Please retype the listing below exactly as it stands, skipping any pictures.
--- Task inputs Enclosed Below ---
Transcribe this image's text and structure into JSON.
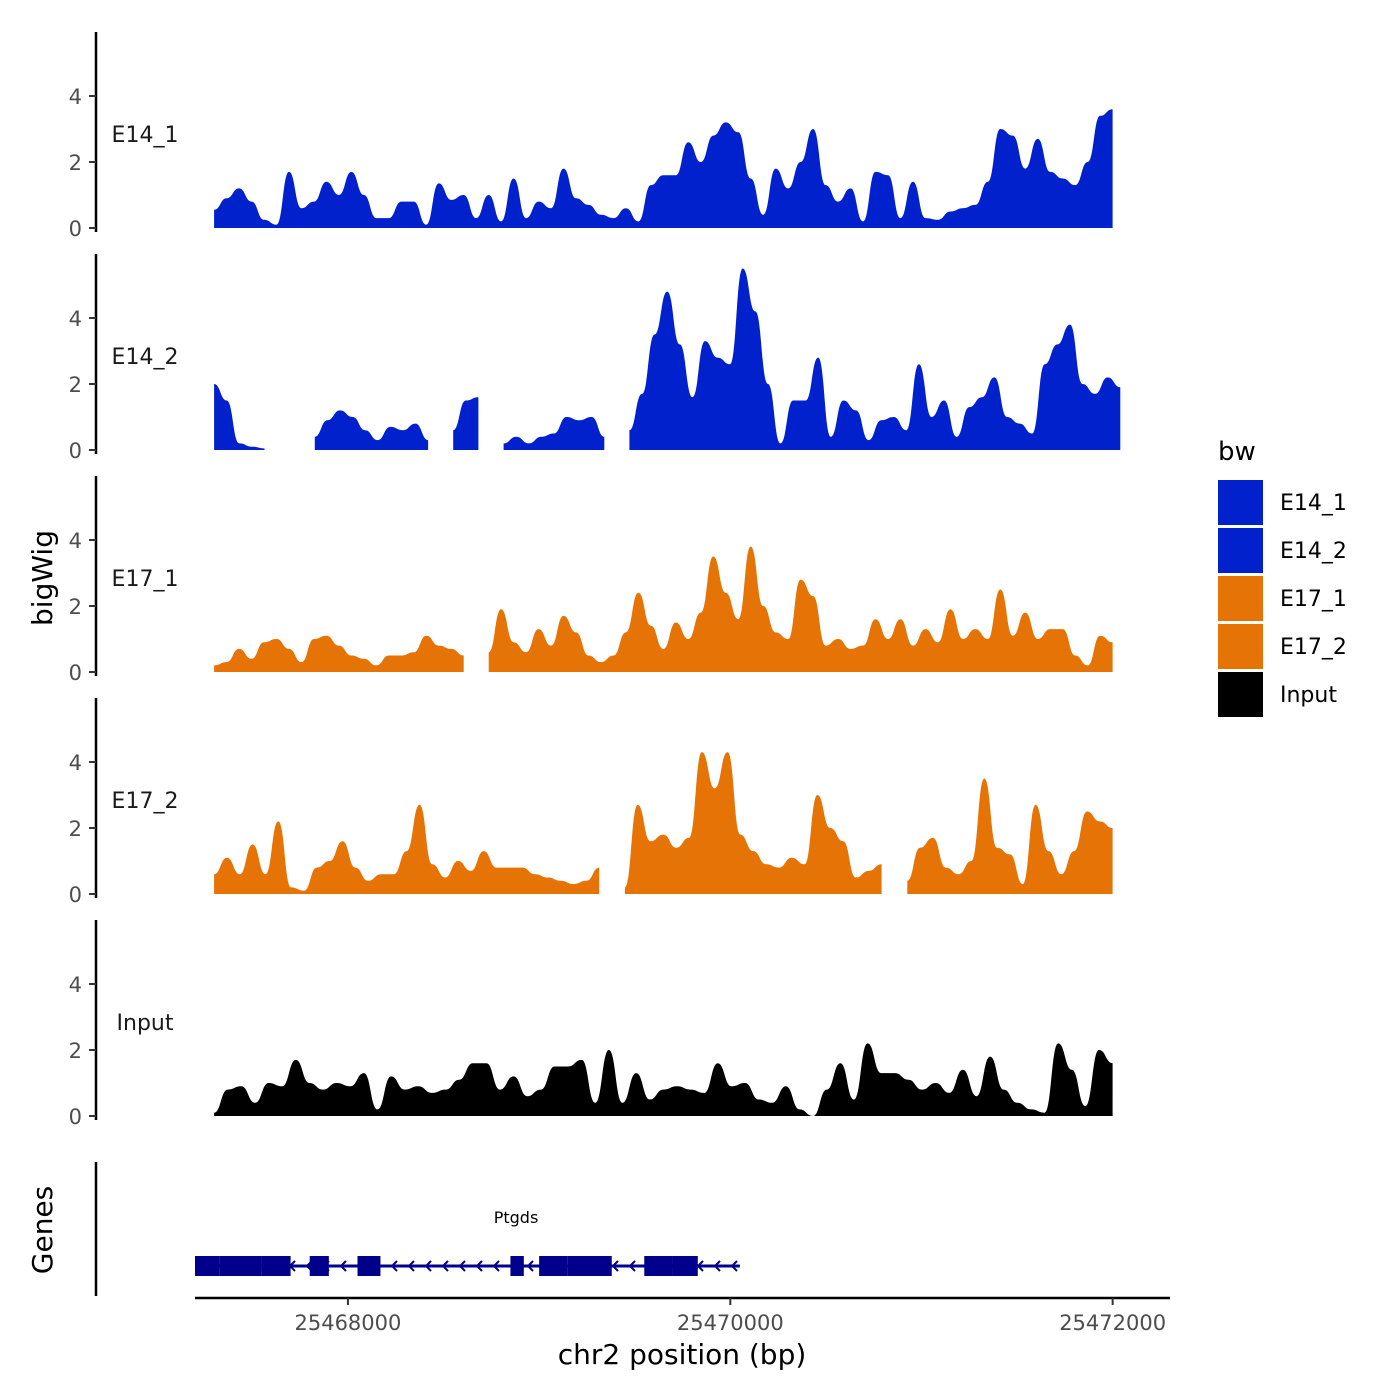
{
  "chart_data": {
    "type": "area",
    "ylabel": "bigWig",
    "xlabel": "chr2 position (bp)",
    "xlim": [
      25467200,
      25472300
    ],
    "ylim": [
      0,
      6
    ],
    "y_ticks": [
      0,
      2,
      4
    ],
    "y_tick_labels": [
      "0",
      "2",
      "4"
    ],
    "x_ticks": [
      25468000,
      25470000,
      25472000
    ],
    "x_tick_labels": [
      "25468000",
      "25470000",
      "25472000"
    ],
    "legend": {
      "title": "bw",
      "position": "right",
      "entries": [
        {
          "name": "E14_1",
          "color": "#0021CC"
        },
        {
          "name": "E14_2",
          "color": "#0021CC"
        },
        {
          "name": "E17_1",
          "color": "#E67305"
        },
        {
          "name": "E17_2",
          "color": "#E67305"
        },
        {
          "name": "Input",
          "color": "#000000"
        }
      ]
    },
    "tracks": [
      {
        "name": "E14_1",
        "color": "#0021CC",
        "start": 25467300,
        "end": 25472000,
        "values": [
          0.55,
          0.9,
          1.2,
          0.8,
          0.25,
          0.1,
          1.7,
          0.6,
          0.8,
          1.4,
          1.0,
          1.7,
          1.0,
          0.3,
          0.3,
          0.8,
          0.8,
          0.1,
          1.35,
          0.85,
          1.0,
          0.3,
          1.0,
          0.2,
          1.5,
          0.3,
          0.8,
          0.6,
          1.8,
          0.9,
          0.7,
          0.4,
          0.3,
          0.6,
          0.2,
          1.3,
          1.6,
          1.6,
          2.6,
          2.0,
          2.8,
          3.2,
          2.9,
          1.5,
          0.4,
          1.8,
          1.2,
          2.0,
          3.0,
          1.3,
          0.8,
          1.2,
          0.2,
          1.7,
          1.6,
          0.3,
          1.4,
          0.3,
          0.25,
          0.5,
          0.6,
          0.7,
          1.4,
          3.0,
          2.8,
          1.8,
          2.7,
          1.7,
          1.5,
          1.3,
          2.0,
          3.4,
          3.6
        ],
        "missing": []
      },
      {
        "name": "E14_2",
        "color": "#0021CC",
        "start": 25467300,
        "end": 25472040,
        "values": [
          2.0,
          1.5,
          0.2,
          0.1,
          0.05,
          null,
          null,
          null,
          0.4,
          0.9,
          1.2,
          1.0,
          0.6,
          0.3,
          0.7,
          0.6,
          0.8,
          0.3,
          null,
          0.6,
          1.5,
          1.6,
          null,
          0.2,
          0.4,
          0.2,
          0.4,
          0.5,
          1.0,
          0.9,
          1.0,
          0.4,
          null,
          0.6,
          1.7,
          3.5,
          4.8,
          3.2,
          1.6,
          3.3,
          2.8,
          2.6,
          5.5,
          4.2,
          2.0,
          0.2,
          1.5,
          1.5,
          2.8,
          0.4,
          1.5,
          1.2,
          0.3,
          0.9,
          1.0,
          0.6,
          2.6,
          1.0,
          1.5,
          0.4,
          1.3,
          1.6,
          2.2,
          1.0,
          0.8,
          0.5,
          2.6,
          3.2,
          3.8,
          2.0,
          1.7,
          2.2,
          1.9
        ],
        "missing": []
      },
      {
        "name": "E17_1",
        "color": "#E67305",
        "start": 25467300,
        "end": 25472000,
        "values": [
          0.2,
          0.3,
          0.7,
          0.4,
          0.9,
          1.0,
          0.7,
          0.3,
          1.0,
          1.1,
          0.8,
          0.5,
          0.4,
          0.2,
          0.5,
          0.5,
          0.6,
          1.1,
          0.8,
          0.7,
          0.5,
          null,
          0.6,
          1.9,
          0.9,
          0.6,
          1.3,
          0.8,
          1.7,
          1.2,
          0.5,
          0.3,
          0.5,
          1.2,
          2.4,
          1.4,
          0.7,
          1.5,
          1.0,
          1.8,
          3.5,
          2.4,
          1.6,
          3.8,
          2.0,
          1.2,
          1.0,
          2.8,
          2.3,
          0.8,
          1.0,
          0.7,
          0.8,
          1.6,
          1.0,
          1.6,
          0.8,
          1.3,
          0.9,
          1.9,
          1.0,
          1.3,
          1.0,
          2.5,
          1.1,
          1.8,
          1.0,
          1.3,
          1.3,
          0.5,
          0.2,
          1.1,
          0.9
        ],
        "missing": []
      },
      {
        "name": "E17_2",
        "color": "#E67305",
        "start": 25467300,
        "end": 25472000,
        "values": [
          0.6,
          1.1,
          0.6,
          1.5,
          0.6,
          2.2,
          0.2,
          0.1,
          0.8,
          1.0,
          1.6,
          0.8,
          0.4,
          0.6,
          0.6,
          1.3,
          2.7,
          0.9,
          0.5,
          1.0,
          0.7,
          1.3,
          0.8,
          0.8,
          0.8,
          0.6,
          0.5,
          0.4,
          0.3,
          0.4,
          0.8,
          null,
          0.2,
          2.7,
          1.6,
          1.8,
          1.4,
          1.7,
          4.3,
          3.2,
          4.3,
          1.8,
          1.3,
          0.9,
          0.8,
          1.1,
          0.9,
          3.0,
          2.0,
          1.6,
          0.5,
          0.7,
          0.9,
          null,
          0.4,
          1.4,
          1.7,
          0.8,
          0.6,
          1.0,
          3.5,
          1.4,
          1.2,
          0.3,
          2.7,
          1.3,
          0.6,
          1.3,
          2.5,
          2.2,
          2.0
        ],
        "missing": []
      },
      {
        "name": "Input",
        "color": "#000000",
        "start": 25467300,
        "end": 25472000,
        "values": [
          0.1,
          0.8,
          0.9,
          0.4,
          1.0,
          0.9,
          1.7,
          1.0,
          0.8,
          1.0,
          0.9,
          1.3,
          0.2,
          1.2,
          0.8,
          0.9,
          0.7,
          0.8,
          1.1,
          1.6,
          1.6,
          0.8,
          1.2,
          0.6,
          0.8,
          1.5,
          1.5,
          1.7,
          0.4,
          2.0,
          0.4,
          1.3,
          0.5,
          0.8,
          0.9,
          0.8,
          0.7,
          1.6,
          0.9,
          1.0,
          0.5,
          0.4,
          0.9,
          0.2,
          0.0,
          0.8,
          1.6,
          0.5,
          2.2,
          1.3,
          1.3,
          1.1,
          0.8,
          1.0,
          0.7,
          1.4,
          0.6,
          1.8,
          0.8,
          0.4,
          0.2,
          0.1,
          2.2,
          1.4,
          0.3,
          2.0,
          1.6
        ],
        "missing": []
      }
    ],
    "gene_track": {
      "label": "Genes",
      "gene_name": "Ptgds",
      "strand": "-",
      "start": 25467200,
      "end": 25470050,
      "exons": [
        [
          25467200,
          25467330
        ],
        [
          25467330,
          25467550
        ],
        [
          25467550,
          25467700
        ],
        [
          25467800,
          25467900
        ],
        [
          25468050,
          25468170
        ],
        [
          25468850,
          25468920
        ],
        [
          25469000,
          25469150
        ],
        [
          25469150,
          25469380
        ],
        [
          25469550,
          25469700
        ],
        [
          25469700,
          25469830
        ]
      ]
    }
  }
}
--- End of Enclosed Task inputs ---
Response for this exercise:
Transcribe this image's text and structure into JSON.
{
  "chart_data": {
    "type": "area",
    "ylabel": "bigWig",
    "xlabel": "chr2 position (bp)",
    "xlim": [
      25467200,
      25472300
    ],
    "ylim": [
      0,
      6
    ],
    "y_ticks": [
      0,
      2,
      4
    ],
    "y_tick_labels": [
      "0",
      "2",
      "4"
    ],
    "x_ticks": [
      25468000,
      25470000,
      25472000
    ],
    "x_tick_labels": [
      "25468000",
      "25470000",
      "25472000"
    ],
    "legend": {
      "title": "bw",
      "position": "right",
      "entries": [
        {
          "name": "E14_1",
          "color": "#0021CC"
        },
        {
          "name": "E14_2",
          "color": "#0021CC"
        },
        {
          "name": "E17_1",
          "color": "#E67305"
        },
        {
          "name": "E17_2",
          "color": "#E67305"
        },
        {
          "name": "Input",
          "color": "#000000"
        }
      ]
    },
    "tracks": [
      {
        "name": "E14_1",
        "color": "#0021CC",
        "start": 25467300,
        "end": 25472000,
        "values": [
          0.55,
          0.9,
          1.2,
          0.8,
          0.25,
          0.1,
          1.7,
          0.6,
          0.8,
          1.4,
          1.0,
          1.7,
          1.0,
          0.3,
          0.3,
          0.8,
          0.8,
          0.1,
          1.35,
          0.85,
          1.0,
          0.3,
          1.0,
          0.2,
          1.5,
          0.3,
          0.8,
          0.6,
          1.8,
          0.9,
          0.7,
          0.4,
          0.3,
          0.6,
          0.2,
          1.3,
          1.6,
          1.6,
          2.6,
          2.0,
          2.8,
          3.2,
          2.9,
          1.5,
          0.4,
          1.8,
          1.2,
          2.0,
          3.0,
          1.3,
          0.8,
          1.2,
          0.2,
          1.7,
          1.6,
          0.3,
          1.4,
          0.3,
          0.25,
          0.5,
          0.6,
          0.7,
          1.4,
          3.0,
          2.8,
          1.8,
          2.7,
          1.7,
          1.5,
          1.3,
          2.0,
          3.4,
          3.6
        ],
        "missing": []
      },
      {
        "name": "E14_2",
        "color": "#0021CC",
        "start": 25467300,
        "end": 25472040,
        "values": [
          2.0,
          1.5,
          0.2,
          0.1,
          0.05,
          null,
          null,
          null,
          0.4,
          0.9,
          1.2,
          1.0,
          0.6,
          0.3,
          0.7,
          0.6,
          0.8,
          0.3,
          null,
          0.6,
          1.5,
          1.6,
          null,
          0.2,
          0.4,
          0.2,
          0.4,
          0.5,
          1.0,
          0.9,
          1.0,
          0.4,
          null,
          0.6,
          1.7,
          3.5,
          4.8,
          3.2,
          1.6,
          3.3,
          2.8,
          2.6,
          5.5,
          4.2,
          2.0,
          0.2,
          1.5,
          1.5,
          2.8,
          0.4,
          1.5,
          1.2,
          0.3,
          0.9,
          1.0,
          0.6,
          2.6,
          1.0,
          1.5,
          0.4,
          1.3,
          1.6,
          2.2,
          1.0,
          0.8,
          0.5,
          2.6,
          3.2,
          3.8,
          2.0,
          1.7,
          2.2,
          1.9
        ],
        "missing": []
      },
      {
        "name": "E17_1",
        "color": "#E67305",
        "start": 25467300,
        "end": 25472000,
        "values": [
          0.2,
          0.3,
          0.7,
          0.4,
          0.9,
          1.0,
          0.7,
          0.3,
          1.0,
          1.1,
          0.8,
          0.5,
          0.4,
          0.2,
          0.5,
          0.5,
          0.6,
          1.1,
          0.8,
          0.7,
          0.5,
          null,
          0.6,
          1.9,
          0.9,
          0.6,
          1.3,
          0.8,
          1.7,
          1.2,
          0.5,
          0.3,
          0.5,
          1.2,
          2.4,
          1.4,
          0.7,
          1.5,
          1.0,
          1.8,
          3.5,
          2.4,
          1.6,
          3.8,
          2.0,
          1.2,
          1.0,
          2.8,
          2.3,
          0.8,
          1.0,
          0.7,
          0.8,
          1.6,
          1.0,
          1.6,
          0.8,
          1.3,
          0.9,
          1.9,
          1.0,
          1.3,
          1.0,
          2.5,
          1.1,
          1.8,
          1.0,
          1.3,
          1.3,
          0.5,
          0.2,
          1.1,
          0.9
        ],
        "missing": []
      },
      {
        "name": "E17_2",
        "color": "#E67305",
        "start": 25467300,
        "end": 25472000,
        "values": [
          0.6,
          1.1,
          0.6,
          1.5,
          0.6,
          2.2,
          0.2,
          0.1,
          0.8,
          1.0,
          1.6,
          0.8,
          0.4,
          0.6,
          0.6,
          1.3,
          2.7,
          0.9,
          0.5,
          1.0,
          0.7,
          1.3,
          0.8,
          0.8,
          0.8,
          0.6,
          0.5,
          0.4,
          0.3,
          0.4,
          0.8,
          null,
          0.2,
          2.7,
          1.6,
          1.8,
          1.4,
          1.7,
          4.3,
          3.2,
          4.3,
          1.8,
          1.3,
          0.9,
          0.8,
          1.1,
          0.9,
          3.0,
          2.0,
          1.6,
          0.5,
          0.7,
          0.9,
          null,
          0.4,
          1.4,
          1.7,
          0.8,
          0.6,
          1.0,
          3.5,
          1.4,
          1.2,
          0.3,
          2.7,
          1.3,
          0.6,
          1.3,
          2.5,
          2.2,
          2.0
        ],
        "missing": []
      },
      {
        "name": "Input",
        "color": "#000000",
        "start": 25467300,
        "end": 25472000,
        "values": [
          0.1,
          0.8,
          0.9,
          0.4,
          1.0,
          0.9,
          1.7,
          1.0,
          0.8,
          1.0,
          0.9,
          1.3,
          0.2,
          1.2,
          0.8,
          0.9,
          0.7,
          0.8,
          1.1,
          1.6,
          1.6,
          0.8,
          1.2,
          0.6,
          0.8,
          1.5,
          1.5,
          1.7,
          0.4,
          2.0,
          0.4,
          1.3,
          0.5,
          0.8,
          0.9,
          0.8,
          0.7,
          1.6,
          0.9,
          1.0,
          0.5,
          0.4,
          0.9,
          0.2,
          0.0,
          0.8,
          1.6,
          0.5,
          2.2,
          1.3,
          1.3,
          1.1,
          0.8,
          1.0,
          0.7,
          1.4,
          0.6,
          1.8,
          0.8,
          0.4,
          0.2,
          0.1,
          2.2,
          1.4,
          0.3,
          2.0,
          1.6
        ],
        "missing": []
      }
    ],
    "gene_track": {
      "label": "Genes",
      "gene_name": "Ptgds",
      "strand": "-",
      "start": 25467200,
      "end": 25470050,
      "exons": [
        [
          25467200,
          25467330
        ],
        [
          25467330,
          25467550
        ],
        [
          25467550,
          25467700
        ],
        [
          25467800,
          25467900
        ],
        [
          25468050,
          25468170
        ],
        [
          25468850,
          25468920
        ],
        [
          25469000,
          25469150
        ],
        [
          25469150,
          25469380
        ],
        [
          25469550,
          25469700
        ],
        [
          25469700,
          25469830
        ]
      ]
    }
  }
}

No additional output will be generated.